Set problem: Report all lines from the entries below in which "xlabel" appears.

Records
==================================================
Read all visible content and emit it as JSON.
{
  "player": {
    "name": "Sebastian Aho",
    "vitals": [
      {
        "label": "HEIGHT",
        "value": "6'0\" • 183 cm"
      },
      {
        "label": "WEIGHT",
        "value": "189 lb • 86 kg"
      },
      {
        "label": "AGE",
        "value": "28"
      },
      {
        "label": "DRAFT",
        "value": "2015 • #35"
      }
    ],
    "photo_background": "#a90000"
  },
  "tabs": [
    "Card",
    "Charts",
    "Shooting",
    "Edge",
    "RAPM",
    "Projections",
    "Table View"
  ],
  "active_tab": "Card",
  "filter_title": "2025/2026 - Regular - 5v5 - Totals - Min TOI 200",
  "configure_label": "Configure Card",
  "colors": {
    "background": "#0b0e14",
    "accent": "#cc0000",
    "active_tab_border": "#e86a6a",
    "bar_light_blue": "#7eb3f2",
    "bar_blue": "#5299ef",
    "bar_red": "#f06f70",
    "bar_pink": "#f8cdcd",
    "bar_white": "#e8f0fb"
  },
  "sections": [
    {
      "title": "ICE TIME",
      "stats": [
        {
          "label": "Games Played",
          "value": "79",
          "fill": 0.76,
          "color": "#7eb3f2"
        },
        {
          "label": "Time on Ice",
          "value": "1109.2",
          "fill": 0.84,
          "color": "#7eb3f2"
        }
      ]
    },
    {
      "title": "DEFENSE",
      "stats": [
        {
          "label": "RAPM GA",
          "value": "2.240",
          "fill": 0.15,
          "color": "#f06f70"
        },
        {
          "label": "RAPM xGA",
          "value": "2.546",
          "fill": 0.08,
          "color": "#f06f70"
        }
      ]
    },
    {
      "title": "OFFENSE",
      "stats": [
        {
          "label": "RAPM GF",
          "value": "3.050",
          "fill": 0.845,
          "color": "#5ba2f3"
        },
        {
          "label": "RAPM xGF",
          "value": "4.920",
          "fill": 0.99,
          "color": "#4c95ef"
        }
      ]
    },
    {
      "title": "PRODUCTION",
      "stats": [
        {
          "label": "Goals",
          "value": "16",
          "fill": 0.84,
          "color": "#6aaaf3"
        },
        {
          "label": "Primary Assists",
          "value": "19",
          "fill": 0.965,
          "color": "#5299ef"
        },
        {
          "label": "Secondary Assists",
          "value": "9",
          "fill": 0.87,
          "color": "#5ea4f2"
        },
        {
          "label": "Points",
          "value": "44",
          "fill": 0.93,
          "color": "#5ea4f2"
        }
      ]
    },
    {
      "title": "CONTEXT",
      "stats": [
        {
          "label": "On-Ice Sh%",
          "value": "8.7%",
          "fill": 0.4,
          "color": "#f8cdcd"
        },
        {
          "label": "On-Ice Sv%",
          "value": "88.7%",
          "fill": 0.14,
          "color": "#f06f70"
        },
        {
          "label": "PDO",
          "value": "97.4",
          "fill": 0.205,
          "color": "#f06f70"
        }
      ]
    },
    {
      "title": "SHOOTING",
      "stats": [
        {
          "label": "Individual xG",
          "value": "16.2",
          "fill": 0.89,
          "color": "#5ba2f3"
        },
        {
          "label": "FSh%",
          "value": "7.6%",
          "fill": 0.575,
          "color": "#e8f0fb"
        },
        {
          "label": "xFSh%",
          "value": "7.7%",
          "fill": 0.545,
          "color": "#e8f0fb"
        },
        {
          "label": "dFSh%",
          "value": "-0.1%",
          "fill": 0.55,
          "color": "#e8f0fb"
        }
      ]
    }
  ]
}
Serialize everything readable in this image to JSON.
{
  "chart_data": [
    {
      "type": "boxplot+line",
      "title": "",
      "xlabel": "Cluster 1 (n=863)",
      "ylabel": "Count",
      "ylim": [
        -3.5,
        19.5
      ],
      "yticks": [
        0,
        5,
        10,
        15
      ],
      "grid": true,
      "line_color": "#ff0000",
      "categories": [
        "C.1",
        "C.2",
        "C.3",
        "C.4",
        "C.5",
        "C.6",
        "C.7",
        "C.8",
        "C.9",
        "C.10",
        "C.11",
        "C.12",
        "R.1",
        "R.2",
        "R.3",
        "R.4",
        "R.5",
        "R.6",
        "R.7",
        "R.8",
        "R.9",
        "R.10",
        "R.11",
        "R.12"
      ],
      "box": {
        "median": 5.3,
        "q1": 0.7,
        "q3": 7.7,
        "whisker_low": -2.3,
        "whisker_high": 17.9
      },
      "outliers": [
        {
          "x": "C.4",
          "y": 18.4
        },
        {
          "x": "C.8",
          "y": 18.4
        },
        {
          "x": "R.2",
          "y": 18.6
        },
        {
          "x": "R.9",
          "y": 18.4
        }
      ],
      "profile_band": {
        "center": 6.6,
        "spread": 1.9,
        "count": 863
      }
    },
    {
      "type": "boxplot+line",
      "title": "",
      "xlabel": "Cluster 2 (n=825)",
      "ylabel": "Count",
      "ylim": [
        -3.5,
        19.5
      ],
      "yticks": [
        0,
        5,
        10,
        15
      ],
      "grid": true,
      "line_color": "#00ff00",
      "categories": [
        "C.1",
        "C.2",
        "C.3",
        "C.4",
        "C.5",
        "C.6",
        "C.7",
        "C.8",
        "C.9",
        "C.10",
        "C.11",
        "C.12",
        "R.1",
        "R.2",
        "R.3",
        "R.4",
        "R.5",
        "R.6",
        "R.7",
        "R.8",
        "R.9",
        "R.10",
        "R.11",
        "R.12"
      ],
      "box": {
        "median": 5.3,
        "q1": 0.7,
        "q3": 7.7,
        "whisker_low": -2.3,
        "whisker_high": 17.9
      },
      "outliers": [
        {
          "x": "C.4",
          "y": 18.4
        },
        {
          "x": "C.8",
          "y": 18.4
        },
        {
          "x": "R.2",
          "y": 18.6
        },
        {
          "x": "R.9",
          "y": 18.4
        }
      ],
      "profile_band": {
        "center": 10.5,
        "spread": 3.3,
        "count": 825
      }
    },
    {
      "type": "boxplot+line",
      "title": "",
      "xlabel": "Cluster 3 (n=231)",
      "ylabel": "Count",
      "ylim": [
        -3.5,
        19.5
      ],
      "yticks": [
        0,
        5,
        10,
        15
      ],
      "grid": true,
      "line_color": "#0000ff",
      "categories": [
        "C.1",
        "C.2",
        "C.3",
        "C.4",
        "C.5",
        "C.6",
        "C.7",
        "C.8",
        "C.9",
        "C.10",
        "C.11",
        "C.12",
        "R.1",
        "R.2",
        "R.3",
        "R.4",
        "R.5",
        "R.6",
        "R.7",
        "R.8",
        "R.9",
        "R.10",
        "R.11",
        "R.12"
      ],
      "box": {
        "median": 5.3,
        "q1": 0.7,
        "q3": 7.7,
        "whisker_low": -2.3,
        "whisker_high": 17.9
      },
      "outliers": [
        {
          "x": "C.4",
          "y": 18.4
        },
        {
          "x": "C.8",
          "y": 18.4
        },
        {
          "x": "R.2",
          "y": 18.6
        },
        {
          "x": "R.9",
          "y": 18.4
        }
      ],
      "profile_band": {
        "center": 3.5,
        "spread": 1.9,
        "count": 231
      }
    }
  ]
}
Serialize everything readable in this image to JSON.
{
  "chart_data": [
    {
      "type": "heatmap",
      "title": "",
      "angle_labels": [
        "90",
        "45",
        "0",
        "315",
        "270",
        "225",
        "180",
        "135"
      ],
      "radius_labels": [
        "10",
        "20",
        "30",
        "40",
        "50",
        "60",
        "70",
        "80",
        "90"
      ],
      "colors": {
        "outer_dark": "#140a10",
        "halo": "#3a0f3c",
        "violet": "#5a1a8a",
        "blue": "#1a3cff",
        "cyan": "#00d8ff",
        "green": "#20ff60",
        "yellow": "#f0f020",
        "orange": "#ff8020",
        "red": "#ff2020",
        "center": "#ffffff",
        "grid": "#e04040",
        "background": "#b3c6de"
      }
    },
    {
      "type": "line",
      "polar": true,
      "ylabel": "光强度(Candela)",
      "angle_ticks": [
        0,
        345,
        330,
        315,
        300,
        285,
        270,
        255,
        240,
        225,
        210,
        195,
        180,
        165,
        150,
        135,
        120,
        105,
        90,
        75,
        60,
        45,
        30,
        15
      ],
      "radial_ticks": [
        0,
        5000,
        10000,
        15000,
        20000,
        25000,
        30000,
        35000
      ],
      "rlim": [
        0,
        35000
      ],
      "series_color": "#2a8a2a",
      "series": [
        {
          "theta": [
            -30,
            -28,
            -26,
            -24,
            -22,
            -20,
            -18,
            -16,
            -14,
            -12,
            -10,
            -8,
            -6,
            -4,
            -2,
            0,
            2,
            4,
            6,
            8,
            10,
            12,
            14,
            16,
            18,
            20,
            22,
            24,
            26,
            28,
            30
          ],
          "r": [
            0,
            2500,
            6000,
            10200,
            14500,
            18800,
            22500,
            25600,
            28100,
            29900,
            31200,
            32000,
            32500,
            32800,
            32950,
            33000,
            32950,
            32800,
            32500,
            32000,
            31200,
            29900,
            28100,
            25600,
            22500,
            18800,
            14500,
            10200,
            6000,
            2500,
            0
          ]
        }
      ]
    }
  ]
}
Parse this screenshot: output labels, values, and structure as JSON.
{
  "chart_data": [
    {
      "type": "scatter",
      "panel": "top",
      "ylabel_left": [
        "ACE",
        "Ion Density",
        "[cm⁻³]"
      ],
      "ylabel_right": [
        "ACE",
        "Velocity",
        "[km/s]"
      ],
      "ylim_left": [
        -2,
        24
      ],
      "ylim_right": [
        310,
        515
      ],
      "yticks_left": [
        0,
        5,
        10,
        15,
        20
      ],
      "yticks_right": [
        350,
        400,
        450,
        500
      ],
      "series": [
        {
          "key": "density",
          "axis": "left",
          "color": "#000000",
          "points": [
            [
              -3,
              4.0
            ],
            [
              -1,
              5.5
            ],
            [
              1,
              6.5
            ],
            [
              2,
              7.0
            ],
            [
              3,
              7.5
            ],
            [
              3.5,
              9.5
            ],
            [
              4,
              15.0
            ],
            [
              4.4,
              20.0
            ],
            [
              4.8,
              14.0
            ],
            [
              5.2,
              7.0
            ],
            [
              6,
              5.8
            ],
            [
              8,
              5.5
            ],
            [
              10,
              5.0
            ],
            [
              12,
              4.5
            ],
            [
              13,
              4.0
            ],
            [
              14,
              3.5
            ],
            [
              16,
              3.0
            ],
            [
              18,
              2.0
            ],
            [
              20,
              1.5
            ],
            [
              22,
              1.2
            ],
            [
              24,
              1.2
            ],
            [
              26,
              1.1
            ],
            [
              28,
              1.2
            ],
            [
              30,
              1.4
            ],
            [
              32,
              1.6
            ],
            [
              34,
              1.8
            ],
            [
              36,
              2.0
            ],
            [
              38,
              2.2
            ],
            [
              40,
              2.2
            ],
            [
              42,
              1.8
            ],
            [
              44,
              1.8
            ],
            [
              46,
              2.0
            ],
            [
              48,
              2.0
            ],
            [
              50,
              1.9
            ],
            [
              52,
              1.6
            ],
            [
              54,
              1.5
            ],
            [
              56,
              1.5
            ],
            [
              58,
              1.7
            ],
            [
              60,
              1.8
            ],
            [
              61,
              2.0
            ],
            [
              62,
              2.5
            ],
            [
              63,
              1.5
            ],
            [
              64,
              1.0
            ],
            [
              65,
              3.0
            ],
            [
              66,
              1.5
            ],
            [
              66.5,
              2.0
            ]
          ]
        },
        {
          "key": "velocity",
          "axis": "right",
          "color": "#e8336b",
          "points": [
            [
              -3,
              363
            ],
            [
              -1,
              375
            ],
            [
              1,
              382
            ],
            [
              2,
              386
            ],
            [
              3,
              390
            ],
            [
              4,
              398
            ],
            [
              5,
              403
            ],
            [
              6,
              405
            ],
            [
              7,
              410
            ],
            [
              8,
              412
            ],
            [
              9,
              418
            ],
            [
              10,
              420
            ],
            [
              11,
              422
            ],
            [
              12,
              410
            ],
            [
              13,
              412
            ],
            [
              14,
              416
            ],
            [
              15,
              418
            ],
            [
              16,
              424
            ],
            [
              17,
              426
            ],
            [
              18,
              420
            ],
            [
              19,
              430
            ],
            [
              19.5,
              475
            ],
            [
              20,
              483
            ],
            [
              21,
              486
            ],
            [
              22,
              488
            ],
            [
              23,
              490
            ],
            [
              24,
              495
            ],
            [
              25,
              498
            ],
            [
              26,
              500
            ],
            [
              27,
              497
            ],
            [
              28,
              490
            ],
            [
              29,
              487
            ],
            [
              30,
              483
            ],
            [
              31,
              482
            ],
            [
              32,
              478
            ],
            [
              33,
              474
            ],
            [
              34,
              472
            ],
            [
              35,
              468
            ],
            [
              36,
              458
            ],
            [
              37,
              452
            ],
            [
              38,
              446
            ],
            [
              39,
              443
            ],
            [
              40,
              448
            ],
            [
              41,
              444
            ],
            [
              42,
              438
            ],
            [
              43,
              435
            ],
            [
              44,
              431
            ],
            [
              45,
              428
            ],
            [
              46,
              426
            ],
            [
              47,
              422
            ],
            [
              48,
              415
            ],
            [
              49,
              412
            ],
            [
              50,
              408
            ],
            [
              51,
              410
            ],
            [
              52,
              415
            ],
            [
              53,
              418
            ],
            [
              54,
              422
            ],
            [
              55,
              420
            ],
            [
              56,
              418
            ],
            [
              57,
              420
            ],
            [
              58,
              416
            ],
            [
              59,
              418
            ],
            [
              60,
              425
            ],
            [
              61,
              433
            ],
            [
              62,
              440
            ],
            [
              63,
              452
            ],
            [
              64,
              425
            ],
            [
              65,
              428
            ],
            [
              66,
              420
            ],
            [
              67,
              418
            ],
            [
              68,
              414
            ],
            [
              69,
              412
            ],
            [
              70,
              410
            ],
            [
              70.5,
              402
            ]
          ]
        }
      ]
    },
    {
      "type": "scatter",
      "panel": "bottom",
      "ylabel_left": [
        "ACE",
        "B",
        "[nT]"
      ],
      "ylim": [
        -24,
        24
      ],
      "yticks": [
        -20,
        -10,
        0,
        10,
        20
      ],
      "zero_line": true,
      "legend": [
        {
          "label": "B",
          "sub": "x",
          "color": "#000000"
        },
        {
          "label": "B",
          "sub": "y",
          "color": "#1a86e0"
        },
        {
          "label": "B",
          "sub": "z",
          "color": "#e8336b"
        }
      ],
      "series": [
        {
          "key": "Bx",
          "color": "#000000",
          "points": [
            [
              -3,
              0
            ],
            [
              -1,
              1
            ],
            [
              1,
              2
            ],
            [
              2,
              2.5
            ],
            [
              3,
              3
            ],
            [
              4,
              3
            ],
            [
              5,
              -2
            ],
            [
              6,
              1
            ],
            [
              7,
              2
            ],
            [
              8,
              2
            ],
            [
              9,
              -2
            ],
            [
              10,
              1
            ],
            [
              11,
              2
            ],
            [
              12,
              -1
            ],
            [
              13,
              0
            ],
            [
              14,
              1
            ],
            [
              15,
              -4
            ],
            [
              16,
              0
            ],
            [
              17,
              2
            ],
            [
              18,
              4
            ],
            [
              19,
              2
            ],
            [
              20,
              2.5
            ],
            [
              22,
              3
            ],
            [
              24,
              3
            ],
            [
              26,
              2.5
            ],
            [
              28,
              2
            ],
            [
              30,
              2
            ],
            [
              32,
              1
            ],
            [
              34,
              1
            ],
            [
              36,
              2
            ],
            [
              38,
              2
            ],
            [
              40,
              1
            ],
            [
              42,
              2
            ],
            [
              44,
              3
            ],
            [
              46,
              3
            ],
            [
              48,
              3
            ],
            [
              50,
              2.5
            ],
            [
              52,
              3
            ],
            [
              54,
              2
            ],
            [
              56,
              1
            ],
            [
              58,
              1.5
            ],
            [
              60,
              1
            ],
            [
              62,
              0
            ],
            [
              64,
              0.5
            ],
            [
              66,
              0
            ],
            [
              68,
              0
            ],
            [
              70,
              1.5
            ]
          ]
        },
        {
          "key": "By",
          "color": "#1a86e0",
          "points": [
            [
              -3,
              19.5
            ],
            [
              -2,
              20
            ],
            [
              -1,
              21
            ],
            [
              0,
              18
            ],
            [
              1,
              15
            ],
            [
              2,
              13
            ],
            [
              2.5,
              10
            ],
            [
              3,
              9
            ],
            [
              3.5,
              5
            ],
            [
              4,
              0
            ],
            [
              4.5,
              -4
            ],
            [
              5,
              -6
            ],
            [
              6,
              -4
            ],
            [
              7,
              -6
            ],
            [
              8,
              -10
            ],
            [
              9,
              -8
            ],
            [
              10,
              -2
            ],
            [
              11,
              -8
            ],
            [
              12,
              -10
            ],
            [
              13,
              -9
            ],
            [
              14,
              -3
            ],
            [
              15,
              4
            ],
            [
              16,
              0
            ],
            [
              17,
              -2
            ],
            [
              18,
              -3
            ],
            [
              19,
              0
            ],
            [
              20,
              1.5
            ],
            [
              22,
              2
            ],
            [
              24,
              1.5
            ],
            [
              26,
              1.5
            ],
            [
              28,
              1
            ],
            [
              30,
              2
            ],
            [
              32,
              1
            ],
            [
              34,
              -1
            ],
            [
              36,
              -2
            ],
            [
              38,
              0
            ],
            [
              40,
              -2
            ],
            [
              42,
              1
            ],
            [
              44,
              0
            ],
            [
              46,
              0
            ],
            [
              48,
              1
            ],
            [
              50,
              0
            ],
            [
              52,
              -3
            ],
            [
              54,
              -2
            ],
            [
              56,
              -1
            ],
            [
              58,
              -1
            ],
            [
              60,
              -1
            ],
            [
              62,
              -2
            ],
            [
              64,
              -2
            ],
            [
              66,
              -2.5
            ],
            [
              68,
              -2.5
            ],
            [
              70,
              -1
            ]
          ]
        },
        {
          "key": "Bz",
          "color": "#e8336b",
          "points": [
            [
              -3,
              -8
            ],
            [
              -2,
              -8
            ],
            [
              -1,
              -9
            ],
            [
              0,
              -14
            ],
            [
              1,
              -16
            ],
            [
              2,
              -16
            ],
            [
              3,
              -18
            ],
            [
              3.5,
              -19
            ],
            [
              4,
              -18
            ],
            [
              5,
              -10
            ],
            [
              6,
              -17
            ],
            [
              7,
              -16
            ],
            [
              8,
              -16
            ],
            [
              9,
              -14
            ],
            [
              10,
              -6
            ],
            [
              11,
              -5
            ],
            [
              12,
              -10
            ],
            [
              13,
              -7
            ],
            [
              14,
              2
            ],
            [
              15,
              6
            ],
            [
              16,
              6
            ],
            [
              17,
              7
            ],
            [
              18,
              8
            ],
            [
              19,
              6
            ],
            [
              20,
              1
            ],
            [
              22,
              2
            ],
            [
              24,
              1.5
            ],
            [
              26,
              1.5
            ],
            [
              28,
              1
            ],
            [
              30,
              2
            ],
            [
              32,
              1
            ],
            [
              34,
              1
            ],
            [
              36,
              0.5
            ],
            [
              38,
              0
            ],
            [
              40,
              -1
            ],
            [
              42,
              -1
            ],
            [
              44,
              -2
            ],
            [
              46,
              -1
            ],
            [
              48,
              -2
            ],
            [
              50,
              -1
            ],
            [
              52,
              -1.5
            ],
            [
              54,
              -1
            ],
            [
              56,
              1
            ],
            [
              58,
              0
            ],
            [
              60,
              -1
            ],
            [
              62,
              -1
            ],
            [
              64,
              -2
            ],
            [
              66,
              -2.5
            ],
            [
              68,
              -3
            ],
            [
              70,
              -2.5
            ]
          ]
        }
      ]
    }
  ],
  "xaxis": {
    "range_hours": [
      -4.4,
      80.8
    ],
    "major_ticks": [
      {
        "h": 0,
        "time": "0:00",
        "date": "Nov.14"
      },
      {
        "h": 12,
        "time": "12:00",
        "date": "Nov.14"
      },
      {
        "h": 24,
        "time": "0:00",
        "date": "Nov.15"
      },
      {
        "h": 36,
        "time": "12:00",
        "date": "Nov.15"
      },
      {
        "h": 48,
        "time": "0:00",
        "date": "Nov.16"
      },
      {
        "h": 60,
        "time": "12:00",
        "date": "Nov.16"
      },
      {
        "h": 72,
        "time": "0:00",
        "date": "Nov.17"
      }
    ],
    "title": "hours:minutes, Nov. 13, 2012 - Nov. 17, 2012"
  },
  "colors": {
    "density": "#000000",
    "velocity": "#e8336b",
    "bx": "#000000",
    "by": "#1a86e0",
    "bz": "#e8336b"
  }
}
==================================================
The answer:
      "xlabel": "Cluster 1 (n=863)",
      "xlabel": "Cluster 2 (n=825)",
      "xlabel": "Cluster 3 (n=231)",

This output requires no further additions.